§ Exercise text
*** Begin section ***
George and Harriet Blank agreed to commission a tractate and asked which one does the rabbi recommend. He answered that tractate Yoma made sense since their families were killed in the Holocaust, therefore, “it’s worthy to commission a tractate dedicated to the holiest day of the year to the holiest people that lived.”

During this time, the Steinsaltz students were working at the Highland Park Conservative Temple, enhancing the youth and adult programming. A member of that temple was Michael Beberman, who befriended the young Steinsaltz students. Michael grew up in a Jewish-oriented home, married a woman who converted and had three children, Jonah, Sydney and Isaac.

When Michael turned 50, he inquired who was the director of the Steinsaltz student outreach program and reached me. I am the husband of Jill (now Esther) Kunzman (now Greene) and I was working as the director of teen initiatives at the Greater MetroWest Jewish federation and running the Steinsaltz student program on the side. He told me that he never studied Talmud and he would like to start as a birthday present to himself. We decided to study Tractate Yoma in honor of the Blanks’ commission.

We have been studying the tractate for over five years. During this time, the Bebermans have become more Jewishly observant and knowledgeable. Following her brother, Jonah, Sydney Beberman, the teenage daughter of Michael and Roz, became a leader in the NCSY local chapter and president of her public-school Jewish club called JSU (the Jewish Student Union). She participated in TJJ (The Jerusalem Journey, the four-week summer trip to Israel for public school teens run by NCSY), TJJ Ambassadors and Yarchei Kallah (a Torah-learning retreat for public school teens) amongst a myriad of other NCSY programs. All of these programs are generously supported by NCSY donors who don’t usually know the teens participating, their circumstances and the impact they have.

Upon Sydney’s high school graduation in June of 2019, she decided, with the encouragement of NCSY staff and peers, to study in Israel for the year at the Machon Maayan seminary. Once more, the NCSY donors were approached and after a collaborative effort with other community organizations and the seminary itself, sufficient funds were raised to help send Sydney to Israel.
*** End section ***
§ Data under study
*** Begin section ***
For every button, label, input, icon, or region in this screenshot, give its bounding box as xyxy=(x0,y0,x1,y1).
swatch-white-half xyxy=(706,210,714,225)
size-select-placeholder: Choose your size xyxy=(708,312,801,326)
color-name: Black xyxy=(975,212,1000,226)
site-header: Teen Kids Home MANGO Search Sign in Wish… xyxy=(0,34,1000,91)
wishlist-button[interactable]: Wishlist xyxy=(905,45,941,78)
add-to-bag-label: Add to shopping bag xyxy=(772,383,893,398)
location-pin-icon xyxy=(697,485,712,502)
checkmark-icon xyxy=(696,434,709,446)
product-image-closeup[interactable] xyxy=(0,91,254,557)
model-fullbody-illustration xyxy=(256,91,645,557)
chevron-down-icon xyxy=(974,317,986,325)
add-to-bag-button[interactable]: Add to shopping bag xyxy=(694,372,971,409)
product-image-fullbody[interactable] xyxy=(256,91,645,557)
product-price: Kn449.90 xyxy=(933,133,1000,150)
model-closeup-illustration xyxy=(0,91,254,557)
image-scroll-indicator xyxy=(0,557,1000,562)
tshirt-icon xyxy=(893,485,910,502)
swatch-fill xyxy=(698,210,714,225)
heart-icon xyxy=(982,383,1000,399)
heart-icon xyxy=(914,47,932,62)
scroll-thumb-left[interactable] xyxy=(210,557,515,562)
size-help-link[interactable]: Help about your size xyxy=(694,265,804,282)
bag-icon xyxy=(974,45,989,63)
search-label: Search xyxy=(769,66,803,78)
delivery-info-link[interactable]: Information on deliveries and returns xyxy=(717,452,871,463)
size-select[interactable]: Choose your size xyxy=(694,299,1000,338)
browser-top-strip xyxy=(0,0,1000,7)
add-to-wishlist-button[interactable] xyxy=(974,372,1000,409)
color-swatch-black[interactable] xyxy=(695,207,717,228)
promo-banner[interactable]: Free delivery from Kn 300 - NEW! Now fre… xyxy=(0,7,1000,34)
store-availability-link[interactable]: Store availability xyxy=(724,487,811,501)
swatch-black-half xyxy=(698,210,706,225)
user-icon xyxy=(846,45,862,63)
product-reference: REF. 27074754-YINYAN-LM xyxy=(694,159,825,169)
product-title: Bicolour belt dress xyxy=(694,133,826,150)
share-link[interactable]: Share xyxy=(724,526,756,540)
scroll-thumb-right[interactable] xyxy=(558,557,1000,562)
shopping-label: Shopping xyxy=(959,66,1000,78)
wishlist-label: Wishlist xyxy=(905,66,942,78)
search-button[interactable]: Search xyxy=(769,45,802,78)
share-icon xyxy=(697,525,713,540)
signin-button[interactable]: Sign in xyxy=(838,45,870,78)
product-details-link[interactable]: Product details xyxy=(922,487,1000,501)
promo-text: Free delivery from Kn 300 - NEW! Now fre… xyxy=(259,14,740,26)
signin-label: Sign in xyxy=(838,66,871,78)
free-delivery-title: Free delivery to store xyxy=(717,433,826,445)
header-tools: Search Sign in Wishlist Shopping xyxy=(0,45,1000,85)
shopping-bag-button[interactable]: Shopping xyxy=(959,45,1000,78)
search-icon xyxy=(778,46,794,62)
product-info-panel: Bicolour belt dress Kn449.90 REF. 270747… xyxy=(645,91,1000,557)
*** End section ***
§ Instructions to follow
Answer these from the text about the Beberman family's Talmud study:
(a) Which tractate did the rabbi recommend to George and Harriet Blank?
(b) What did Michael Beberman want to start as a birthday present to himself when he turned 50?
(c) At which seminary did Sydney decide to study in Israel after her high school graduation?

§ Your solution
(a) Tractate Yoma
(b) Studying Talmud
(c) The Machon Maayan seminary